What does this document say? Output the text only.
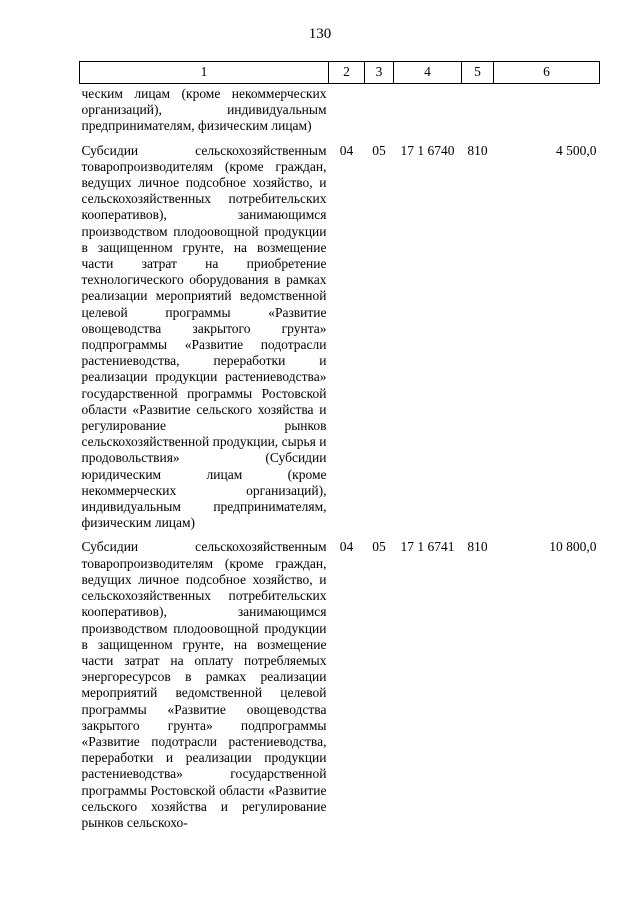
130
1	2	3	4	5	6
ческим лицам (кроме некоммерческих организаций), индивидуальным предпринимателям, физическим лицам)					

Субсидии сельскохозяйственным товаропроизводителям (кроме граждан, ведущих личное подсобное хозяйство, и сельскохозяйственных потребительских кооперативов), занимающимся производством плодоовощной продукции в защищенном грунте, на возмещение части затрат на приобретение технологического оборудования в рамках реализации мероприятий ведомственной целевой программы «Развитие овощеводства закрытого грунта» подпрограммы «Развитие подотрасли растениеводства, переработки и реализации продукции растениеводства» государственной программы Ростовской области «Развитие сельского хозяйства и регулирование рынков сельскохозяйственной продукции, сырья и продовольствия» (Субсидии юридическим лицам (кроме некоммерческих организаций), индивидуальным предпринимателям, физическим лицам)	04	05	17 1 6740	810	4 500,0

Субсидии сельскохозяйственным товаропроизводителям (кроме граждан, ведущих личное подсобное хозяйство, и сельскохозяйственных потребительских кооперативов), занимающимся производством плодоовощной продукции в защищенном грунте, на возмещение части затрат на оплату потребляемых энергоресурсов в рамках реализации мероприятий ведомственной целевой программы «Развитие овощеводства закрытого грунта» подпрограммы «Развитие подотрасли растениеводства, переработки и реализации продукции растениеводства» государственной программы Ростовской области «Развитие сельского хозяйства и регулирование рынков сельскохо-	04	05	17 1 6741	810	10 800,0
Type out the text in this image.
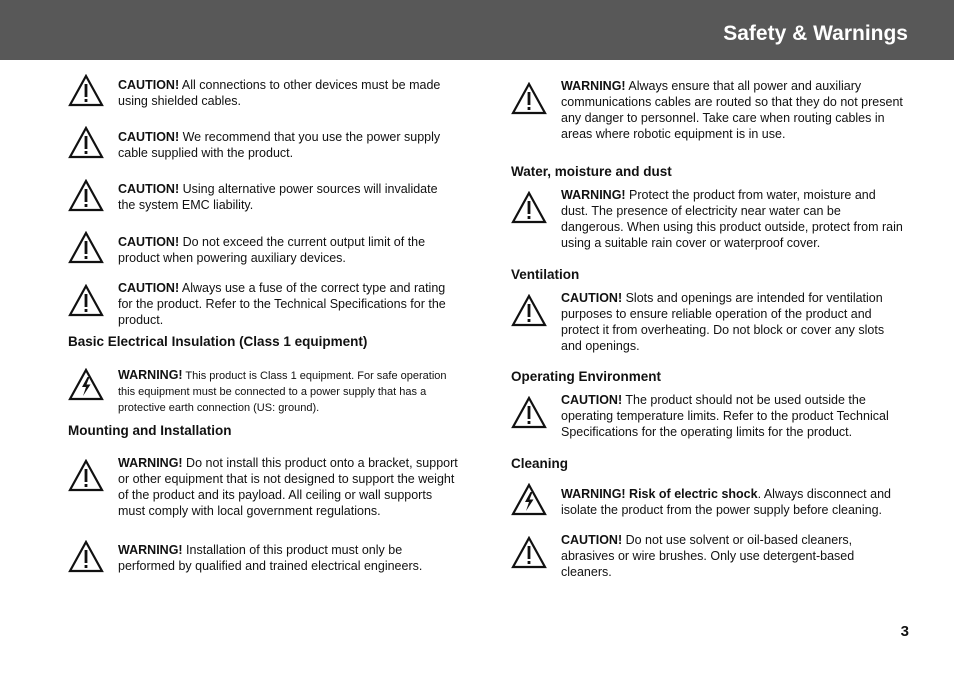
Safety & Warnings
CAUTION! All connections to other devices must be made using shielded cables.
CAUTION! We recommend that you use the power supply cable supplied with the product.
CAUTION! Using alternative power sources will invalidate the system EMC liability.
CAUTION! Do not exceed the current output limit of the product when powering auxiliary devices.
CAUTION! Always use a fuse of the correct type and rating for the product. Refer to the Technical Specifications for the product.
Basic Electrical Insulation (Class 1 equipment)
WARNING! This product is Class 1 equipment. For safe operation this equipment must be connected to a power supply that has a protective earth connection (US: ground).
Mounting and Installation
WARNING! Do not install this product onto a bracket, support or other equipment that is not designed to support the weight of the product and its payload. All ceiling or wall supports must comply with local government regulations.
WARNING! Installation of this product must only be performed by qualified and trained electrical engineers.
WARNING! Always ensure that all power and auxiliary communications cables are routed so that they do not present any danger to personnel. Take care when routing cables in areas where robotic equipment is in use.
Water, moisture and dust
WARNING! Protect the product from water, moisture and dust. The presence of electricity near water can be dangerous. When using this product outside, protect from rain using a suitable rain cover or waterproof cover.
Ventilation
CAUTION! Slots and openings are intended for ventilation purposes to ensure reliable operation of the product and protect it from overheating. Do not block or cover any slots and openings.
Operating Environment
CAUTION! The product should not be used outside the operating temperature limits. Refer to the product Technical Specifications for the operating limits for the product.
Cleaning
WARNING! Risk of electric shock. Always disconnect and isolate the product from the power supply before cleaning.
CAUTION! Do not use solvent or oil-based cleaners, abrasives or wire brushes. Only use detergent-based cleaners.
3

***

### AIM OF THE TASK
Look for lines containing the string "devices" and copy them all.

### FULL RESPONSE
CAUTION! All connections to other devices must be made using shielded cables.
CAUTION! Do not exceed the current output limit of the product when powering auxiliary devices.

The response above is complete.